═══ Text segment ═══

Purpose of the Study:

  • To investigate the role of fitness equalizing mechanisms in promoting species coexistence within bacterial communities.
  • To analytically derive colonization-persistence trade-offs under fitness equalization assumptions.
  • To identify signals of these trade-offs in natural bacterial communities and determine which species subsets drive them.

Main Methods:

  • Utilized a dynamical stochastic model grounded in island biogeography theory.
  • Analyzed temporal dynamics of bacterial communities across three distinct systems: soils, alpine lakes, and shallow saline lakes.
  • Assumed fitness equalization mechanisms to derive and test for colonization-persistence trade-offs.

Main Results:

  • Successfully derived colonization-persistence trade-offs analytically under fitness equalization.
  • Detected evidence of these trade-offs in natural bacterial communities across the studied systems.

═══

◆ **Task list**
[1] Answer these questions about the study summary, each on its own line:
(a) Which mechanisms' role in promoting species coexistence did the study set out to investigate?
(b) What theory is the dynamical stochastic model grounded in?
(c) Which three systems were the bacterial communities drawn from?
[2] Please write what comes next in the study summary on bacterial community coexistence, starting after its final sentence.
You won't need the lines that follow to do this work.

═══ Source information ═══

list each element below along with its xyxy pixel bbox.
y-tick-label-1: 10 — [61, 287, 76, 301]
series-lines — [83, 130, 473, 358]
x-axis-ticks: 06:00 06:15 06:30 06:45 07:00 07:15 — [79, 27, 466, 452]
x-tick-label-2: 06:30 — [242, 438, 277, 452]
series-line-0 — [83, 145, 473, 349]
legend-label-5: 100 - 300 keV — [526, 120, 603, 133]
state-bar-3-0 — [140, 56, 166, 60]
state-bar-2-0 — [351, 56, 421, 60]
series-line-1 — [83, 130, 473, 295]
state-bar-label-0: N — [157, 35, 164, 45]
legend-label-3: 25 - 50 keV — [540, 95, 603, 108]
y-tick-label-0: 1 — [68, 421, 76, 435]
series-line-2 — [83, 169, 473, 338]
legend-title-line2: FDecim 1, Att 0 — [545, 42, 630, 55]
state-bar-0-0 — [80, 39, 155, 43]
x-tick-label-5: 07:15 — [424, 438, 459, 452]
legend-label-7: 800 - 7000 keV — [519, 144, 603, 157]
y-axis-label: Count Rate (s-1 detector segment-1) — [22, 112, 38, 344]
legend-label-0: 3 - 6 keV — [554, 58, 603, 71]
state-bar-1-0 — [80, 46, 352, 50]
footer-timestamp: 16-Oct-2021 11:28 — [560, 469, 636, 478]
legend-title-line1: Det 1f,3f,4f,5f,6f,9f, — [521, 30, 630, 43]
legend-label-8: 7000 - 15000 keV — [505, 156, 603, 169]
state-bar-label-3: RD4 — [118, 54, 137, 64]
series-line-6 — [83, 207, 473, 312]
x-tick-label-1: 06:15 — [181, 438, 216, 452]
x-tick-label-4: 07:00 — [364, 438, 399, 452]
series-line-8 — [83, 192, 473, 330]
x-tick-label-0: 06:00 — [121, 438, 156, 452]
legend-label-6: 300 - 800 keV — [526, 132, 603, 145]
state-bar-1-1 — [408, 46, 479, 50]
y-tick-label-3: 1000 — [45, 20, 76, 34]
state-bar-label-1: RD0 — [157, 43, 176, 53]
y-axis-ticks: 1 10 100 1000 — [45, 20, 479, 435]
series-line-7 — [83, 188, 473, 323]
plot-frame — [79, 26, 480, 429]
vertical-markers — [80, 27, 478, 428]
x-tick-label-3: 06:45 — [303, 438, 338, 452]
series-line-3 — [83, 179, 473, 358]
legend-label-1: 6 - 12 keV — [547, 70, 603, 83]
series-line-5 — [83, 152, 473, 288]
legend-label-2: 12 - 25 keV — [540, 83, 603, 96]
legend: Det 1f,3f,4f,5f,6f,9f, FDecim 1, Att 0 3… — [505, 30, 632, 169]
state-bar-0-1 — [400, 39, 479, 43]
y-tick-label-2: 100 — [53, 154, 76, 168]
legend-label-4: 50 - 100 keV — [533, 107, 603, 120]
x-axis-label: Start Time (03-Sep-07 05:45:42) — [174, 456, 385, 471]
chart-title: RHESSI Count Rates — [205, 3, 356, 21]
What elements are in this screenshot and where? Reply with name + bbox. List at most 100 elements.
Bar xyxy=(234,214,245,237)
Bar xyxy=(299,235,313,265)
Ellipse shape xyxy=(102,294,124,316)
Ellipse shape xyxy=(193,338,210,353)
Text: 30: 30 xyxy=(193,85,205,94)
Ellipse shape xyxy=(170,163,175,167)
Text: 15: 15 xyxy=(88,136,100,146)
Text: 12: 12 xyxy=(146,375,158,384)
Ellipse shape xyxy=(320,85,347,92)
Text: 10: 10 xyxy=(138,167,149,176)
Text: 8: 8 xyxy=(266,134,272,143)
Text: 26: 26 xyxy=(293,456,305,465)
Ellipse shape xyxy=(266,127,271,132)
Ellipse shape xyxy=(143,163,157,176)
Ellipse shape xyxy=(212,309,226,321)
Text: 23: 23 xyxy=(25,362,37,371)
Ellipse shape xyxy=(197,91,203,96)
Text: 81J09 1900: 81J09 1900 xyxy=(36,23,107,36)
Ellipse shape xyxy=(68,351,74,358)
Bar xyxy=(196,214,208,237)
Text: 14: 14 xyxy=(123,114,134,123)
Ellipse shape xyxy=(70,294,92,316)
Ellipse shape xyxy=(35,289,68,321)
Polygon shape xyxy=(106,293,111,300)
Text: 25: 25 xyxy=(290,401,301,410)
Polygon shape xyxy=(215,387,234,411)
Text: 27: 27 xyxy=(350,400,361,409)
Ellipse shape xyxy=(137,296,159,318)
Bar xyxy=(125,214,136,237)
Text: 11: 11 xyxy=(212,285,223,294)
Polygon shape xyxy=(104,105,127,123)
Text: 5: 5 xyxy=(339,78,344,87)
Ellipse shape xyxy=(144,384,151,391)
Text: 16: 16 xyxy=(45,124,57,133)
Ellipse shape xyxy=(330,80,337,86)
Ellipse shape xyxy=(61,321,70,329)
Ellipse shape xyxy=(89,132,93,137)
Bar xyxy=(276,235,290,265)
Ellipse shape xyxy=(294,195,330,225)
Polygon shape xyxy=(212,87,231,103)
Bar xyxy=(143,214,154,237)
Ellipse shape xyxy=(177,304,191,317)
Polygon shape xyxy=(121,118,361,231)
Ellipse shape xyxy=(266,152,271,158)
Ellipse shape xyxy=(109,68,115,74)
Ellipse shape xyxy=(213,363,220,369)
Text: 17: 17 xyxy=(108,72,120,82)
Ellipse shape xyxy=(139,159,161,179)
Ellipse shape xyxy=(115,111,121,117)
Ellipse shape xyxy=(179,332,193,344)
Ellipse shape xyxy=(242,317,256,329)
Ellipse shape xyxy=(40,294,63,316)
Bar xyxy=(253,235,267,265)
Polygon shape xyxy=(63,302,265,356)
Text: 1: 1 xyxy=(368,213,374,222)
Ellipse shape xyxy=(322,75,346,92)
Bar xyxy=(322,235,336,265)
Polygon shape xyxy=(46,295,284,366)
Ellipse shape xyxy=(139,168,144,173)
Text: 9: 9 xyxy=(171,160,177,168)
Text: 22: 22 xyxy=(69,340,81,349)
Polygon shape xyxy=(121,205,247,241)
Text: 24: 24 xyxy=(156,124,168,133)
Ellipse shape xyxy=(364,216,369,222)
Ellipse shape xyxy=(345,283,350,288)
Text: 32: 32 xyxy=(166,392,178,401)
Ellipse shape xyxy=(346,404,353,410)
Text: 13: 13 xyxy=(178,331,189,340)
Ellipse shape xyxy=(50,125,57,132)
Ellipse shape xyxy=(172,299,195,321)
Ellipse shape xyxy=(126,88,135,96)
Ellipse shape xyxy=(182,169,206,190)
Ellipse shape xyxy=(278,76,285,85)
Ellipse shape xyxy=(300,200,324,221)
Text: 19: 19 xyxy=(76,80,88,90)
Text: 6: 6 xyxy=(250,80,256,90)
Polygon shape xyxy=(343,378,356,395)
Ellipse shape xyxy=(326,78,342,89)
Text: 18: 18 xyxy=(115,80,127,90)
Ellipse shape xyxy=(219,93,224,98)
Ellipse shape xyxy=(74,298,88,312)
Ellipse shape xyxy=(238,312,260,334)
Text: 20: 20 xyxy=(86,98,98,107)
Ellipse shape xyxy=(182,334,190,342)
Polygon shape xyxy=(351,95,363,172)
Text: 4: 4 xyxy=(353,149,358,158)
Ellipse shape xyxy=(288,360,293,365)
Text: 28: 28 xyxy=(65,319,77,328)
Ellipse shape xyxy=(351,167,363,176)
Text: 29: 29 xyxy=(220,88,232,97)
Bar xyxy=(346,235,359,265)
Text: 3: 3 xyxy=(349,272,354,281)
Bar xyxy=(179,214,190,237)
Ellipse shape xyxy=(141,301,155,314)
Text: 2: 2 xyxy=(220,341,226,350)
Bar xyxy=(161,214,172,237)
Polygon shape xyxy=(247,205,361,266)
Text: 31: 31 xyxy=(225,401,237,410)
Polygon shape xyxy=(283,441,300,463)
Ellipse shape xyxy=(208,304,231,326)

═══

◆ **Answers given**
[1]
(a) Fitness equalizing mechanisms.
(b) Island biogeography theory.
(c) Soils, alpine lakes, and shallow saline lakes.

[2]
  • Demonstrated that rare taxa drive the trade-off in aquatic communities (alpine lakes, saline lakes), while core taxa drive it in soil communities.

Conclusions:

  • Equalizing mechanisms, particularly colonization-persistence trade-offs, play a more significant role in bacterial community dynamics than previously recognized.
  • Different species subsets (rare vs. core) are responsible for driving these trade-offs in distinct environmental contexts.
  • Dynamical models are essential for understanding temporal patterns and processes in highly diverse microbial communities.